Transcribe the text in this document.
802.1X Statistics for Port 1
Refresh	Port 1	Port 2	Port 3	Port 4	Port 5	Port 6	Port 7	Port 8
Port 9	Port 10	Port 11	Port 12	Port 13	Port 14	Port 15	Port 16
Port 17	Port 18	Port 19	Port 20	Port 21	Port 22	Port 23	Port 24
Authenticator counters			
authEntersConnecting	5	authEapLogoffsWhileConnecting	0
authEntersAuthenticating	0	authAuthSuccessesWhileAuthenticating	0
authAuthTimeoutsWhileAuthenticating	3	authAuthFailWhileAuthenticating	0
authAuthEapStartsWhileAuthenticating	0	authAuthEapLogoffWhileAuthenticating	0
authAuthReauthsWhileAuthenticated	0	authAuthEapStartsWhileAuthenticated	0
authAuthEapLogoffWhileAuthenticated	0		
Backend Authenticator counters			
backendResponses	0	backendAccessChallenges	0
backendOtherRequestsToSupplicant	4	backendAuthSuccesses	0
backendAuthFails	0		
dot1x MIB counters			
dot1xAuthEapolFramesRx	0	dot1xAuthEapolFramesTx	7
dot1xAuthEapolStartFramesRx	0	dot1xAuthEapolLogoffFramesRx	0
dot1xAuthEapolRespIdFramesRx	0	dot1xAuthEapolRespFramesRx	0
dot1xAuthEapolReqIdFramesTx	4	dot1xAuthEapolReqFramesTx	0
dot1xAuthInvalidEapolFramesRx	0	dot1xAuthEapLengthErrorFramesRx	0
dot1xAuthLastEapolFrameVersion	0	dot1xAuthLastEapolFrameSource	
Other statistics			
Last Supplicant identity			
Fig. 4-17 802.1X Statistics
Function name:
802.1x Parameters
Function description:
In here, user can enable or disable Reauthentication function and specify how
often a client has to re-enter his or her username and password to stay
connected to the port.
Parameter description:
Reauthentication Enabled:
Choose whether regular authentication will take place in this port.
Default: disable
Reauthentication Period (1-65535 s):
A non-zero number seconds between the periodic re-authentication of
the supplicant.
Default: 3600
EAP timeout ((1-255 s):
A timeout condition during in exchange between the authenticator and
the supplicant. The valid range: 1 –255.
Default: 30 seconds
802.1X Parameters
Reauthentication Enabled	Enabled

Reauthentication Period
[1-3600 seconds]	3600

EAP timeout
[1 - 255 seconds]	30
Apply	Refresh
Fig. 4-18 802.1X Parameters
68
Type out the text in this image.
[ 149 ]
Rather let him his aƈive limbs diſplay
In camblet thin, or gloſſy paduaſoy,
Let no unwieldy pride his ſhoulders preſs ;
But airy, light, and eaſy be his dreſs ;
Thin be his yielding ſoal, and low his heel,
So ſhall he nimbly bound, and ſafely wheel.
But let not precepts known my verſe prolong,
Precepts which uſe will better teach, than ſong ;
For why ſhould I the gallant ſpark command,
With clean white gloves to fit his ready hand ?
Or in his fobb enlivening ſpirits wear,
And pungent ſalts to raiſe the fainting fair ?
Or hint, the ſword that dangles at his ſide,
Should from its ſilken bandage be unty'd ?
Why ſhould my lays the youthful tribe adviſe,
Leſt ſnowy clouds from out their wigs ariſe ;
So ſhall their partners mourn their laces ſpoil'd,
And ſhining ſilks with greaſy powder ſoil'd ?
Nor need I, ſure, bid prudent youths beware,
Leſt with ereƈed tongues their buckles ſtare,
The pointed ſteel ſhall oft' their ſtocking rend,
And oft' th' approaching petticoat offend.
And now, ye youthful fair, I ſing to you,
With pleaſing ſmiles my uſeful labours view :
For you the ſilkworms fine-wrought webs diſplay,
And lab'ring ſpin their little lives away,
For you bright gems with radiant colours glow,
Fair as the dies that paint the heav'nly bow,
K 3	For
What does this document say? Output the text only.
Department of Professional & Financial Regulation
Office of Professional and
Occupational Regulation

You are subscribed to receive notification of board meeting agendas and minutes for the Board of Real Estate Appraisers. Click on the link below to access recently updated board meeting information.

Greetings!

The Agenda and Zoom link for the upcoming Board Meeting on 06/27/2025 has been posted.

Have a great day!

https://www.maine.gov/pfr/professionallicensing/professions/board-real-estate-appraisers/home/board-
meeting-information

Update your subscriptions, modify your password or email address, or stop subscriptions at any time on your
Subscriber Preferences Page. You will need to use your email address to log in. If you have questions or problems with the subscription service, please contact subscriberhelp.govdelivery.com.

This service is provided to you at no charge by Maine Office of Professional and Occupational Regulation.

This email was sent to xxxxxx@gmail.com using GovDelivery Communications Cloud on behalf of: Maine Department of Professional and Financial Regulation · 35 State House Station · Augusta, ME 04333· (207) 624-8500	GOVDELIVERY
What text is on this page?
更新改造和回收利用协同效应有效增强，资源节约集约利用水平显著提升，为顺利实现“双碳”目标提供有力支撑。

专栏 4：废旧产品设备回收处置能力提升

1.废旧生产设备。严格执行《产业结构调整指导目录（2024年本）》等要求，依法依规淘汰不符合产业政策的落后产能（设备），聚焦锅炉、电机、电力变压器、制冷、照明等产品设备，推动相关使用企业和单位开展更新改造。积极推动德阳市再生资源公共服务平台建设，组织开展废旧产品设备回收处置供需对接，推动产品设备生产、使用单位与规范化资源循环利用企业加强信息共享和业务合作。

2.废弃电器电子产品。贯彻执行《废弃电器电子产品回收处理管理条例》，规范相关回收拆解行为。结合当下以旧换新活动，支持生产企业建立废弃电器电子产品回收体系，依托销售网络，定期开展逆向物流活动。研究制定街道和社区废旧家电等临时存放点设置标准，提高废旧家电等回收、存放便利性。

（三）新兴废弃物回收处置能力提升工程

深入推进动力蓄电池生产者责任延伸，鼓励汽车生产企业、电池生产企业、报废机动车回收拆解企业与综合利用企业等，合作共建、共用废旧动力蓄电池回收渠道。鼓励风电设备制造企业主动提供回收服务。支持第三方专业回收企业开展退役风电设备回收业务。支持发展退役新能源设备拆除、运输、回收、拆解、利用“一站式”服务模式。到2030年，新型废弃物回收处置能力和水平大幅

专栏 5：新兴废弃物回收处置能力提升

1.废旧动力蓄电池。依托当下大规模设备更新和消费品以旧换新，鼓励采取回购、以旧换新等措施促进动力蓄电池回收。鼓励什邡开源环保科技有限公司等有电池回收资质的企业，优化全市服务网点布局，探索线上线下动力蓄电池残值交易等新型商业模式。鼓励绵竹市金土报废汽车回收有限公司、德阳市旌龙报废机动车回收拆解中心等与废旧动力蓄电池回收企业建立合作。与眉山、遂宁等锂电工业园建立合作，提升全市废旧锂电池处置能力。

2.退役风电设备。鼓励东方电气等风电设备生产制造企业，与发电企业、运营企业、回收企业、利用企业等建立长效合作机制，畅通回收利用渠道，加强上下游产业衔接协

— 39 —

**What is required**
Identify lines with the string "service". Copy each one.

**The completed task**
Subscriber Preferences Page. You will need to use your email address to log in. If you have questions or problems with the subscription service, please contact subscriberhelp.govdelivery.com.
This service is provided to you at no charge by Maine Office of Professional and Occupational Regulation.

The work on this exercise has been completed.